**Problem requirements:** Gather, from the data below, each line in which the word "произхождал" occurs.

Stored data entries:
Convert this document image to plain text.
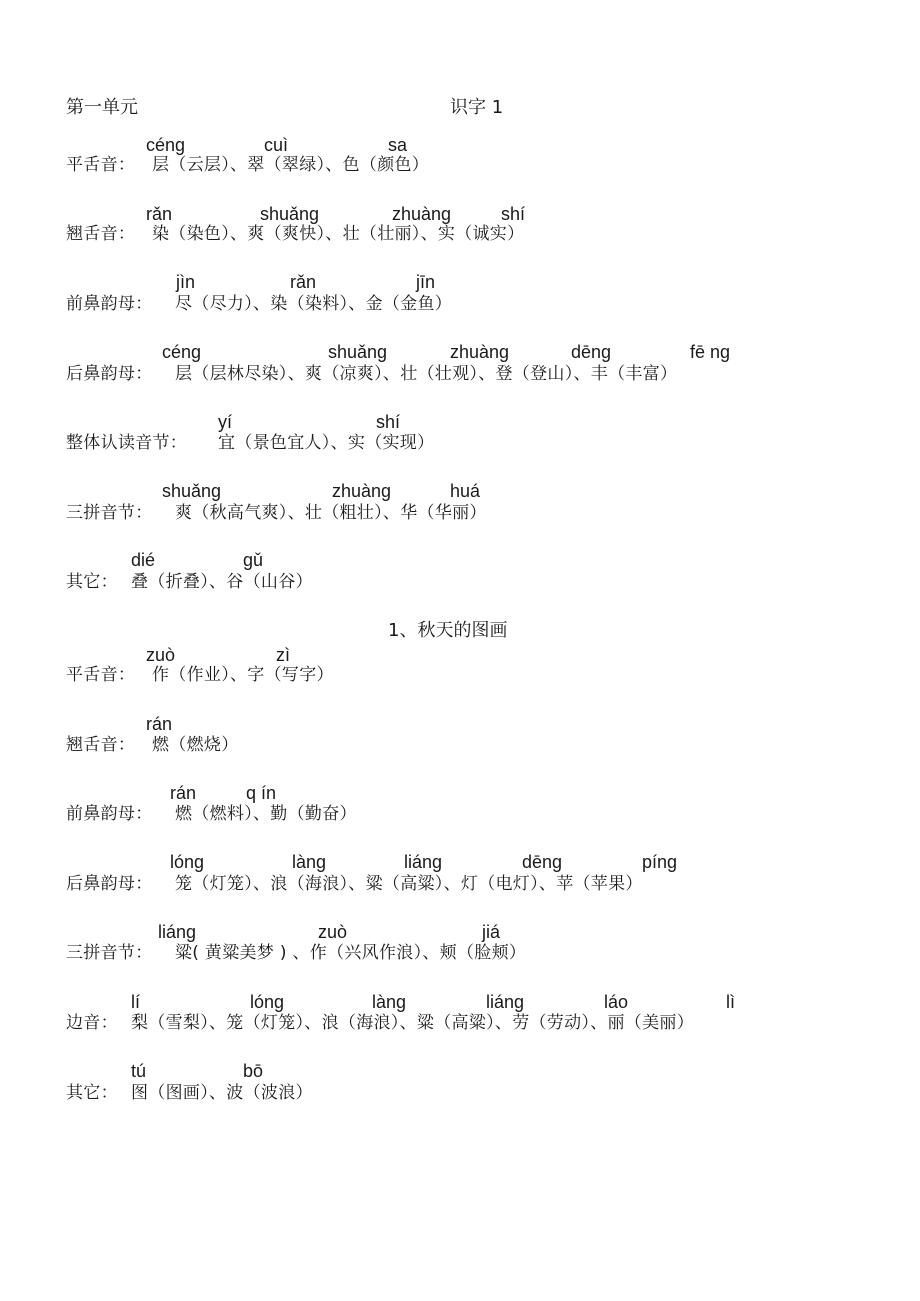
第一单元	识字 1
céng	cuì	sa
平舌音： 层（云层）、翠（翠绿）、色（颜色）
rǎn	shuǎng	zhuàng	shí
翘舌音： 染（染色）、爽（爽快）、壮（壮丽）、实（诚实）
jìn	rǎn	jīn
前鼻韵母： 尽（尽力）、染（染料）、金（金鱼）
céng	shuǎng	zhuàng	dēng	fē ng
后鼻韵母： 层（层林尽染）、爽（凉爽）、壮（壮观）、登（登山）、丰（丰富）
yí	shí
整体认读音节： 宜（景色宜人）、实（实现）
shuǎng	zhuàng	huá
三拼音节： 爽（秋高气爽）、壮（粗壮）、华（华丽）
dié	gǔ
其它： 叠（折叠）、谷（山谷）
1、秋天的图画
zuò	zì
平舌音： 作（作业）、字（写字）
rán
翘舌音： 燃（燃烧）
rán	q ín
前鼻韵母： 燃（燃料）、勤（勤奋）
lóng	làng	liáng	dēng	píng
后鼻韵母： 笼（灯笼）、浪（海浪）、粱（高粱）、灯（电灯）、苹（苹果）
liáng	zuò	jiá
三拼音节： 粱( 黄粱美梦 ) 、作（兴风作浪）、颊（脸颊）
lí	lóng	làng	liáng	láo	lì
边音： 梨（雪梨）、笼（灯笼）、浪（海浪）、粱（高粱）、劳（劳动）、丽（美丽）
tú	bō
其它： 图（图画）、波（波浪）
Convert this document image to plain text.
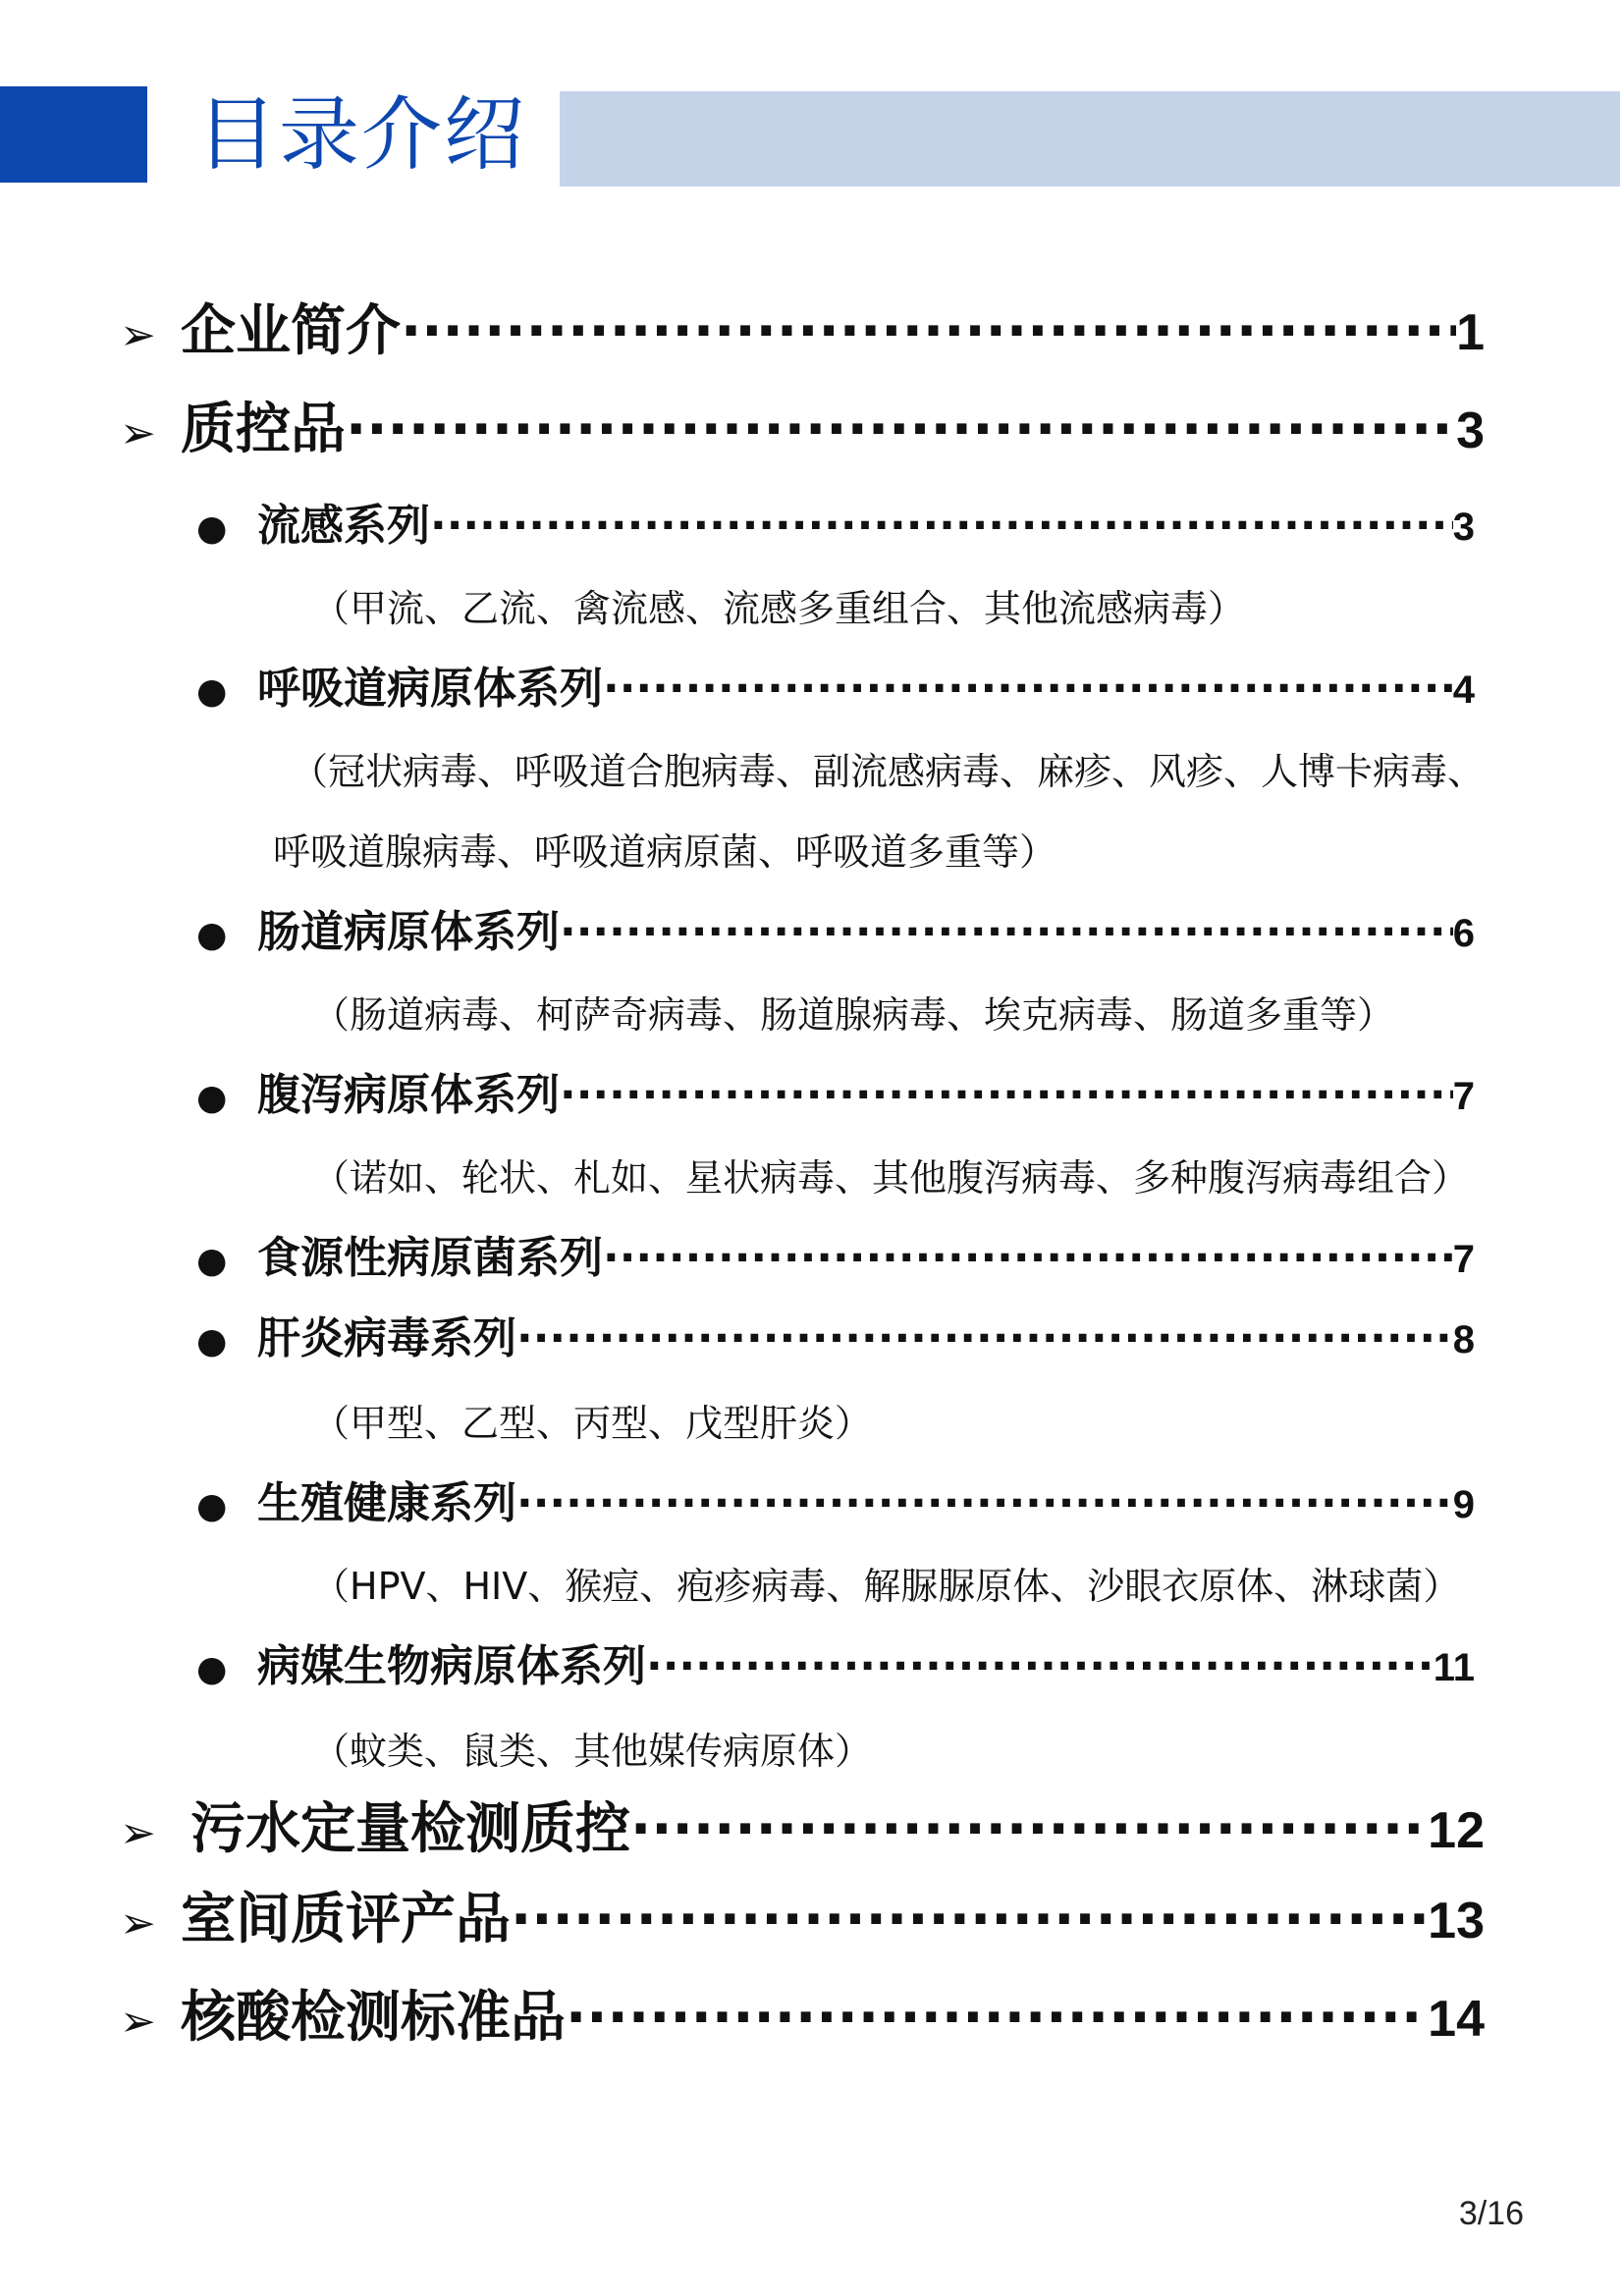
目录介绍
➢ 企业简介 ·····	1
➢ 质控品 ·····	3
● 流感系列 ·····	3
（甲流、乙流、禽流感、流感多重组合、其他流感病毒）
● 呼吸道病原体系列 ·····	4
（冠状病毒、呼吸道合胞病毒、副流感病毒、麻疹、风疹、人博卡病毒、
呼吸道腺病毒、呼吸道病原菌、呼吸道多重等）
● 肠道病原体系列 ·····	6
（肠道病毒、柯萨奇病毒、肠道腺病毒、埃克病毒、肠道多重等）
● 腹泻病原体系列 ·····	7
（诺如、轮状、札如、星状病毒、其他腹泻病毒、多种腹泻病毒组合）
● 食源性病原菌系列 ·····	7
● 肝炎病毒系列 ·····	8
（甲型、乙型、丙型、戊型肝炎）
● 生殖健康系列 ·····	9
（HPV、HIV、猴痘、疱疹病毒、解脲脲原体、沙眼衣原体、淋球菌）
● 病媒生物病原体系列 ·····	11
（蚊类、鼠类、其他媒传病原体）
➢ 污水定量检测质控 ·····	12
➢ 室间质评产品 ·····	13
➢ 核酸检测标准品 ·····	14
3/16
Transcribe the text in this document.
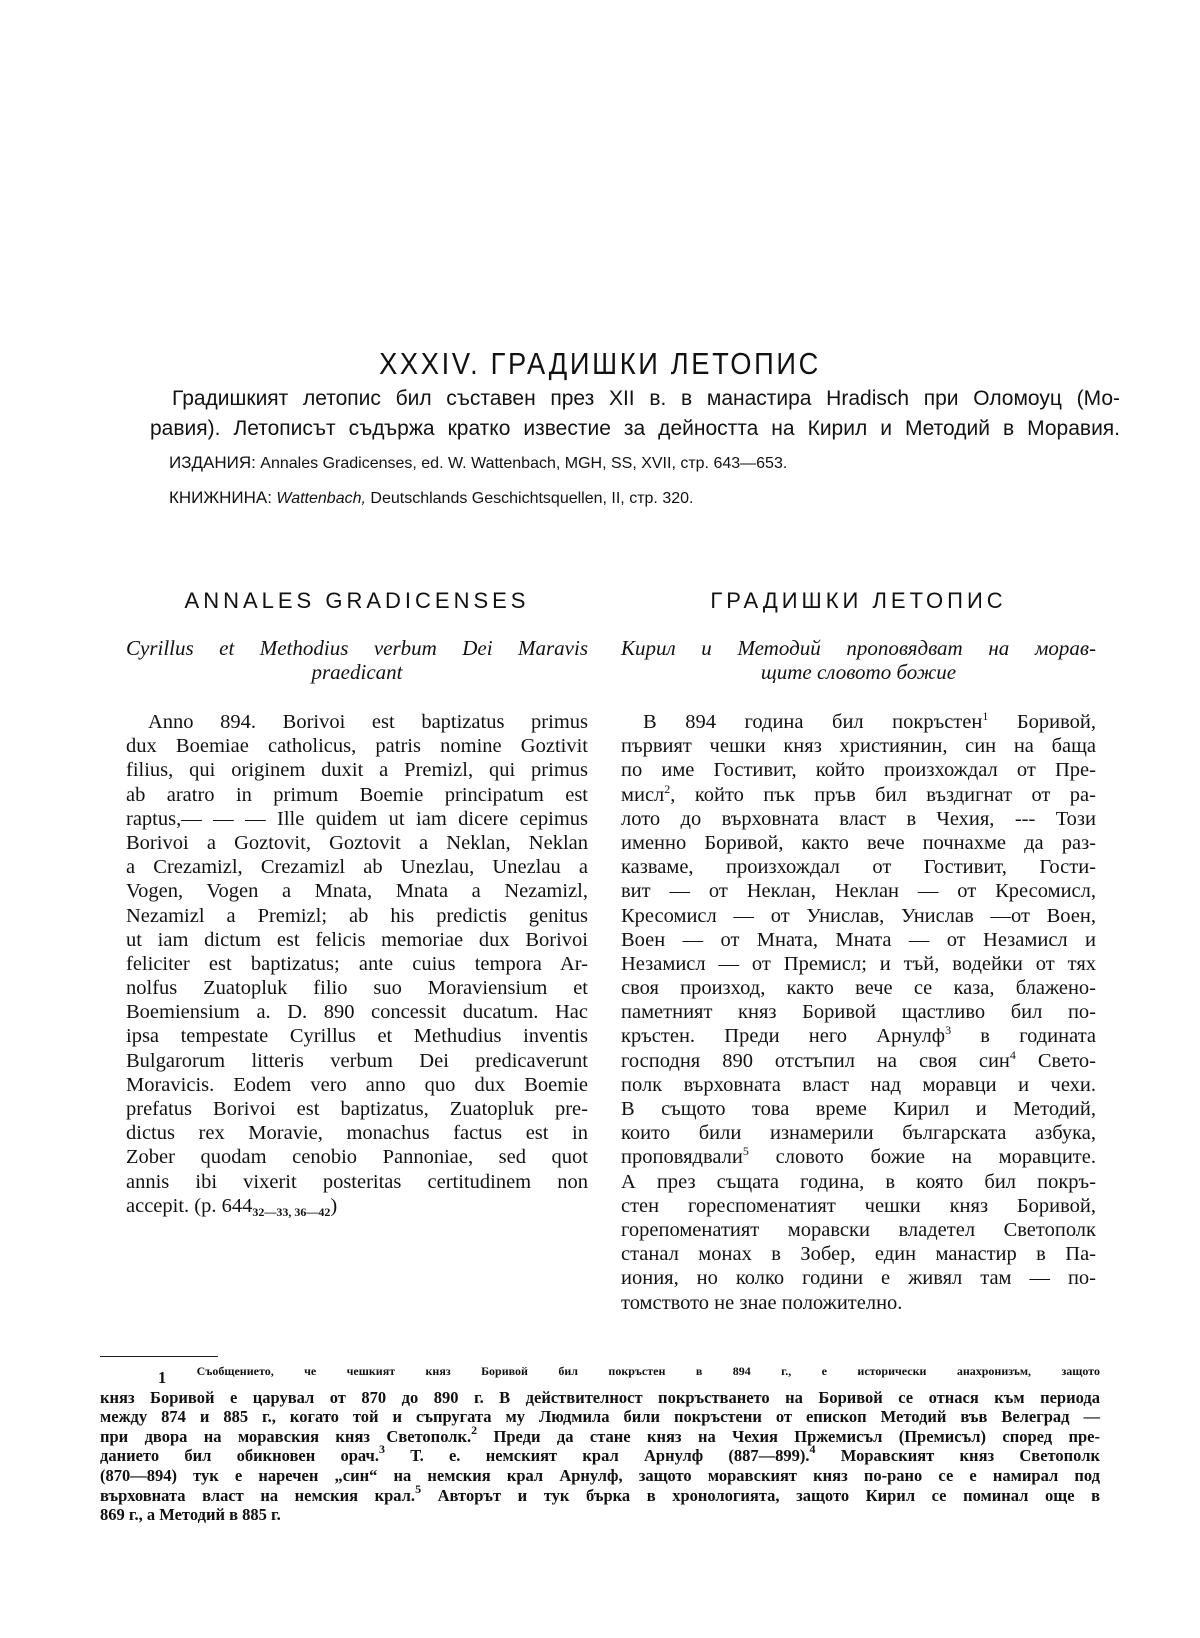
XXXIV. ГРАДИШКИ ЛЕТОПИС
Градишкият летопис бил съставен през XII в. в манастира Hradisch при Оломоуц (Мо-
равия). Летописът съдържа кратко известие за дейността на Кирил и Методий в Моравия.
ИЗДАНИЯ: Annales Gradicenses, ed. W. Wattenbach, MGH, SS, XVII, стр. 643—653.
КНИЖНИНА: Wattenbach, Deutschlands Geschichtsquellen, II, стр. 320.
ANNALES GRADICENSES
Cyrillus et Methodius verbum Dei Maravis
praedicant
Anno 894. Borivoi est baptizatus primus
dux Boemiae catholicus, patris nomine Goztivit
filius, qui originem duxit a Premizl, qui primus
ab aratro in primum Boemie principatum est
raptus,— — — Ille quidem ut iam dicere cepimus
Borivoi a Goztovit, Goztovit a Neklan, Neklan
a Crezamizl, Crezamizl ab Unezlau, Unezlau a
Vogen, Vogen a Mnata, Mnata a Nezamizl,
Nezamizl a Premizl; ab his predictis genitus
ut iam dictum est felicis memoriae dux Borivoi
feliciter est baptizatus; ante cuius tempora Ar-
nolfus Zuatopluk filio suo Moraviensium et
Boemiensium a. D. 890 concessit ducatum. Hac
ipsa tempestate Cyrillus et Methudius inventis
Bulgarorum litteris verbum Dei predicaverunt
Moravicis. Eodem vero anno quo dux Boemie
prefatus Borivoi est baptizatus, Zuatopluk pre-
dictus rex Moravie, monachus factus est in
Zober quodam cenobio Pannoniae, sed quot
annis ibi vixerit posteritas certitudinem non
accepit. (p. $644_{32—33, 36—42}$)
ГРАДИШКИ ЛЕТОПИС
Кирил и Методий проповядват на морав-
щите словото божие
В 894 година бил покръстен$^1$ Боривой,
първият чешки княз християнин, син на баща
по име Гостивит, който произхождал от Пре-
мисл$^2$, който пък пръв бил въздигнат от ра-
лото до върховната власт в Чехия, --- Този
именно Боривой, както вече почнахме да раз-
казваме, произхождал от Гостивит, Гости-
вит — от Неклан, Неклан — от Кресомисл,
Кресомисл — от Унислав, Унислав —от Воен,
Воен — от Мната, Мната — от Незамисл и
Незамисл — от Премисл; и тъй, водейки от тях
своя произход, както вече се каза, блажено-
паметният княз Боривой щастливо бил по-
кръстен. Преди него Арнулф$^3$ в годината
господня 890 отстъпил на своя син$^4$ Свето-
полк върховната власт над моравци и чехи.
В същото това време Кирил и Методий,
които били изнамерили българската азбука,
проповядвали$^5$ словото божие на моравците.
А през същата година, в която бил покръ-
стен гореспоменатият чешки княз Боривой,
горепоменатият моравски владетел Светополк
станал монах в Зобер, един манастир в Па-
иония, но колко години е живял там — по-
томството не знае положително.
1 $^{Съобщението, че чешкият княз Боривой бил покръстен в 894 г., е исторически анахронизъм, защото}$
княз Боривой е царувал от 870 до 890 г. В действителност покръстването на Боривой се отнася към периода
между 874 и 885 г., когато той и съпругата му Людмила били покръстени от епископ Методий във Велеград —
при двора на моравския княз Светополк.$^2$ Преди да стане княз на Чехия Пржемисъл (Премисъл) според пре-
данието бил обикновен орач.$^3$ Т. е. немският крал Арнулф (887—899).$^4$ Моравският княз Светополк
(870—894) тук е наречен „син“ на немския крал Арнулф, защото моравският княз по-рано се е намирал под
върховната власт на немския крал.$^5$ Авторът и тук бърка в хронологията, защото Кирил се поминал още в
869 г., а Методий в 885 г.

**Finished exercise:**
по име Гостивит, който произхождал от Пре-
казваме, произхождал от Гостивит, Гости-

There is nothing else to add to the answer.